§ The tasks
[1] Update the estates and trusts notes: give the part starting with "o Natural Right→" and going on through "or civil right?" again, with "civil right" replaced by "state-created right".
[2] List every question that appears as a bullet at the top of the estates and trusts notes, before the first term is defined.
## begin Provided passage
ESTATES AND TRUSTS
TR 10:00 – 11:15
– What happens when you die?
– What happens if you die w/o a will?
– Why is inherited wealth taxed so much higher than earned wealth?
– Decedent →dead person
– Devise →to transfer property by will
o Devisee →person who got property by will
– Descent → property passing by laws of intestacy (inheritance)
– Intestacy →to die w/o a will
– UPC →Uniform Probate Code
o KS uses this
o MO uses own MO statutes
– Inheritance→ takes by laws of the state, not by will
– Alienate →transfer
– Heir → upon death, people who inherit
o Presumptive heirs →people who statutes says will get property if you die under laws of state
– Testator →dead guy with a will
A. Transmitting Property at Death
– Right to Inherit and Right to Convey
o Used to be that children and family got decedent’s property just b/c they were there when he died. The property right was a civil right, not a natural one. Property rights continued only for life and you couldn’t exclude heirs by will.
o Natural Right→ right that exists apart from any human construct; exists b/c you are a part of the world, not based on residency, wealth, etc. This is constructed w/ a right created by the state = civil right.
– Is there a right to transfer property at death? Is it natural or civil right?
o Majority view was that there was not a natural right. It had to be created by the state and was a human construct. There was a right to possess property during the lifetime but no right to transfer property upon death. This was true until the Hodel case in 1987. These are civilly created rights.
## end Provided passage
## begin Supplied material
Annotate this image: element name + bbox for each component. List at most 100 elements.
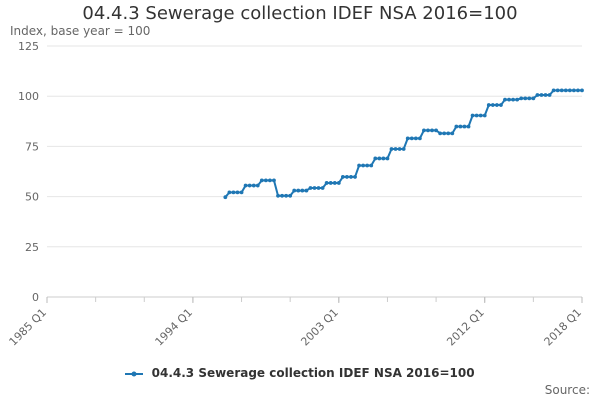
## end Supplied material
§ Solutions to each task
[1]
o Natural Right→ right that exists apart from any human construct; exists b/c you are a part of the world, not based on residency, wealth, etc. This is constructed w/ a right created by the state = state-created right.
– Is there a right to transfer property at death? Is it natural or state-created right?

[2]
- What happens when you die?
- What happens if you die w/o a will?
- Why is inherited wealth taxed so much higher than earned wealth?